* [Objective]
Reproduce this listing in full.

Extracted records
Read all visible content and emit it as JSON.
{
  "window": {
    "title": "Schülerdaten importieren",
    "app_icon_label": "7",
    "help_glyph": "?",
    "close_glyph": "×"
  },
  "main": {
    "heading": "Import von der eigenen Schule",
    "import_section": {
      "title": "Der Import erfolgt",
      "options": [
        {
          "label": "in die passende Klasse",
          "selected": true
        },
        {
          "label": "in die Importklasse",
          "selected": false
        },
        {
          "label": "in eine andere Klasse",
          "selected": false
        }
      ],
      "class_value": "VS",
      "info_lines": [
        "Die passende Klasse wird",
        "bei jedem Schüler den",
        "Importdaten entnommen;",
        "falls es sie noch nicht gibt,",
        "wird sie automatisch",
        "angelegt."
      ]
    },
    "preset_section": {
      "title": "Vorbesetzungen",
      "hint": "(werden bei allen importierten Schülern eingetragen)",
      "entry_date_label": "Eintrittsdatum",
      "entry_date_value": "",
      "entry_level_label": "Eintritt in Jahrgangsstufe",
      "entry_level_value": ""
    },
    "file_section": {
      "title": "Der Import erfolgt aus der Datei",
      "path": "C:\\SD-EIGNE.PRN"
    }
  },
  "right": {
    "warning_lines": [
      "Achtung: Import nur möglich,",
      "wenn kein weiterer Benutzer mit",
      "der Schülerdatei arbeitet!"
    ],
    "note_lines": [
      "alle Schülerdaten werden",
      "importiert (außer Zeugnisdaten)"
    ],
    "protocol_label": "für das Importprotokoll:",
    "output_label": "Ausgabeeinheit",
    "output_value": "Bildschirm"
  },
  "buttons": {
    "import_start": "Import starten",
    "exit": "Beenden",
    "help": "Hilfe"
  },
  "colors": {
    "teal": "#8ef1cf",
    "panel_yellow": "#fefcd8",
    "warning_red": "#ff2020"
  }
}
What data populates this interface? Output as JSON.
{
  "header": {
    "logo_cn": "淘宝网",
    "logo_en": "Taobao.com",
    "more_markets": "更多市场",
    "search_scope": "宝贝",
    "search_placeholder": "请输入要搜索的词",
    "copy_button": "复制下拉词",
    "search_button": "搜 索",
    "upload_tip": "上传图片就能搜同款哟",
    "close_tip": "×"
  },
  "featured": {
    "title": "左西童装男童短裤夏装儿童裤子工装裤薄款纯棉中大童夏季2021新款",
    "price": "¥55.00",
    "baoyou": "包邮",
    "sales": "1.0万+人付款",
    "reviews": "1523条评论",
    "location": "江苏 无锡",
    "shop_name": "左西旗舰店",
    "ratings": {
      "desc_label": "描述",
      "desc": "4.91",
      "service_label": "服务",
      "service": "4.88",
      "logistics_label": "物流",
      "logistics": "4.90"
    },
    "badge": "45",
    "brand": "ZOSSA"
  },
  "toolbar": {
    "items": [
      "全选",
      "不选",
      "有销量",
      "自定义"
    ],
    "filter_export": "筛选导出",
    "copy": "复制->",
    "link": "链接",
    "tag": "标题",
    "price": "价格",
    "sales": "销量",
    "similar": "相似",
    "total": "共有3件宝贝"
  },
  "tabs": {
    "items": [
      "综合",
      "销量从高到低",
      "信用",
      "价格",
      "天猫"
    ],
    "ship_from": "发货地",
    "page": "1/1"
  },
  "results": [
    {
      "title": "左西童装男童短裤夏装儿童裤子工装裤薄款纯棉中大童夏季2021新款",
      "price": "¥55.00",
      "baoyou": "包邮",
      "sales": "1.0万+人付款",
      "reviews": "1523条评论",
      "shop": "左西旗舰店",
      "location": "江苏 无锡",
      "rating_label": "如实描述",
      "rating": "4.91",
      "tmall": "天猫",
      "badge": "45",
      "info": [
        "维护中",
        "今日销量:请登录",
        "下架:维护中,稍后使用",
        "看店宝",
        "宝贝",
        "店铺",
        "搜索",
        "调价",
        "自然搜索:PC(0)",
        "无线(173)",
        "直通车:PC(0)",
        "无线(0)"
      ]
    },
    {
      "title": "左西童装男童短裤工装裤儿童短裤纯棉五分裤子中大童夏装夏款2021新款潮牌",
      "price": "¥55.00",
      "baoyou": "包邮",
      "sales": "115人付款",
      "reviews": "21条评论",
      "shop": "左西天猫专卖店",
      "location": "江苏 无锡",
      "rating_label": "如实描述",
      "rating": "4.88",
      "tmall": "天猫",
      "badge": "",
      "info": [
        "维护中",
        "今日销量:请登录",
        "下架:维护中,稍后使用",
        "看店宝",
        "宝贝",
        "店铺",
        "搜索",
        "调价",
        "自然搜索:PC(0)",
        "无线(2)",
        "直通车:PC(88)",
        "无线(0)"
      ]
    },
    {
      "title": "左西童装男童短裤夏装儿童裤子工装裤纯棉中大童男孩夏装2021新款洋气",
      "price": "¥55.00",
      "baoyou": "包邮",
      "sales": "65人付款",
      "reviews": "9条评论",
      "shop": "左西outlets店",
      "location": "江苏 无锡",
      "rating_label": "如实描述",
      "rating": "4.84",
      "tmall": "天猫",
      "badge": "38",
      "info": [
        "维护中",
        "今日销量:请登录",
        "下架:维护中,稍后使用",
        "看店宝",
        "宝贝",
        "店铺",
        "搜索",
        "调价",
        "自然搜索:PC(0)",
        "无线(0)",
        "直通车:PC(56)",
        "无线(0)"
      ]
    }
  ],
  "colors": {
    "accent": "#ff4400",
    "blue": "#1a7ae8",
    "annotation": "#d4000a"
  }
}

* [Task result]
Read all visible content and emit it as JSON.
{
  "window": {
    "title": "Schülerdaten importieren",
    "app_icon_label": "7",
    "help_glyph": "?",
    "close_glyph": "×"
  },
  "main": {
    "heading": "Import von der eigenen Schule",
    "import_section": {
      "title": "Der Import erfolgt",
      "options": [
        {
          "label": "in die passende Klasse",
          "selected": true
        },
        {
          "label": "in die Importklasse",
          "selected": false
        },
        {
          "label": "in eine andere Klasse",
          "selected": false
        }
      ],
      "class_value": "VS",
      "info_lines": [
        "Die passende Klasse wird",
        "bei jedem Schüler den",
        "Importdaten entnommen;",
        "falls es sie noch nicht gibt,",
        "wird sie automatisch",
        "angelegt."
      ]
    },
    "preset_section": {
      "title": "Vorbesetzungen",
      "hint": "(werden bei allen importierten Schülern eingetragen)",
      "entry_date_label": "Eintrittsdatum",
      "entry_date_value": "",
      "entry_level_label": "Eintritt in Jahrgangsstufe",
      "entry_level_value": ""
    },
    "file_section": {
      "title": "Der Import erfolgt aus der Datei",
      "path": "C:\\SD-EIGNE.PRN"
    }
  },
  "right": {
    "warning_lines": [
      "Achtung: Import nur möglich,",
      "wenn kein weiterer Benutzer mit",
      "der Schülerdatei arbeitet!"
    ],
    "note_lines": [
      "alle Schülerdaten werden",
      "importiert (außer Zeugnisdaten)"
    ],
    "protocol_label": "für das Importprotokoll:",
    "output_label": "Ausgabeeinheit",
    "output_value": "Bildschirm"
  },
  "buttons": {
    "import_start": "Import starten",
    "exit": "Beenden",
    "help": "Hilfe"
  },
  "colors": {
    "teal": "#8ef1cf",
    "panel_yellow": "#fefcd8",
    "warning_red": "#ff2020"
  }
}
What data populates this interface? Output as JSON.
{
  "header": {
    "logo_cn": "淘宝网",
    "logo_en": "Taobao.com",
    "more_markets": "更多市场",
    "search_scope": "宝贝",
    "search_placeholder": "请输入要搜索的词",
    "copy_button": "复制下拉词",
    "search_button": "搜 索",
    "upload_tip": "上传图片就能搜同款哟",
    "close_tip": "×"
  },
  "featured": {
    "title": "左西童装男童短裤夏装儿童裤子工装裤薄款纯棉中大童夏季2021新款",
    "price": "¥55.00",
    "baoyou": "包邮",
    "sales": "1.0万+人付款",
    "reviews": "1523条评论",
    "location": "江苏 无锡",
    "shop_name": "左西旗舰店",
    "ratings": {
      "desc_label": "描述",
      "desc": "4.91",
      "service_label": "服务",
      "service": "4.88",
      "logistics_label": "物流",
      "logistics": "4.90"
    },
    "badge": "45",
    "brand": "ZOSSA"
  },
  "toolbar": {
    "items": [
      "全选",
      "不选",
      "有销量",
      "自定义"
    ],
    "filter_export": "筛选导出",
    "copy": "复制->",
    "link": "链接",
    "tag": "标题",
    "price": "价格",
    "sales": "销量",
    "similar": "相似",
    "total": "共有3件宝贝"
  },
  "tabs": {
    "items": [
      "综合",
      "销量从高到低",
      "信用",
      "价格",
      "天猫"
    ],
    "ship_from": "发货地",
    "page": "1/1"
  },
  "results": [
    {
      "title": "左西童装男童短裤夏装儿童裤子工装裤薄款纯棉中大童夏季2021新款",
      "price": "¥55.00",
      "baoyou": "包邮",
      "sales": "1.0万+人付款",
      "reviews": "1523条评论",
      "shop": "左西旗舰店",
      "location": "江苏 无锡",
      "rating_label": "如实描述",
      "rating": "4.91",
      "tmall": "天猫",
      "badge": "45",
      "info": [
        "维护中",
        "今日销量:请登录",
        "下架:维护中,稍后使用",
        "看店宝",
        "宝贝",
        "店铺",
        "搜索",
        "调价",
        "自然搜索:PC(0)",
        "无线(173)",
        "直通车:PC(0)",
        "无线(0)"
      ]
    },
    {
      "title": "左西童装男童短裤工装裤儿童短裤纯棉五分裤子中大童夏装夏款2021新款潮牌",
      "price": "¥55.00",
      "baoyou": "包邮",
      "sales": "115人付款",
      "reviews": "21条评论",
      "shop": "左西天猫专卖店",
      "location": "江苏 无锡",
      "rating_label": "如实描述",
      "rating": "4.88",
      "tmall": "天猫",
      "badge": "",
      "info": [
        "维护中",
        "今日销量:请登录",
        "下架:维护中,稍后使用",
        "看店宝",
        "宝贝",
        "店铺",
        "搜索",
        "调价",
        "自然搜索:PC(0)",
        "无线(2)",
        "直通车:PC(88)",
        "无线(0)"
      ]
    },
    {
      "title": "左西童装男童短裤夏装儿童裤子工装裤纯棉中大童男孩夏装2021新款洋气",
      "price": "¥55.00",
      "baoyou": "包邮",
      "sales": "65人付款",
      "reviews": "9条评论",
      "shop": "左西outlets店",
      "location": "江苏 无锡",
      "rating_label": "如实描述",
      "rating": "4.84",
      "tmall": "天猫",
      "badge": "38",
      "info": [
        "维护中",
        "今日销量:请登录",
        "下架:维护中,稍后使用",
        "看店宝",
        "宝贝",
        "店铺",
        "搜索",
        "调价",
        "自然搜索:PC(0)",
        "无线(0)",
        "直通车:PC(56)",
        "无线(0)"
      ]
    }
  ],
  "colors": {
    "accent": "#ff4400",
    "blue": "#1a7ae8",
    "annotation": "#d4000a"
  }
}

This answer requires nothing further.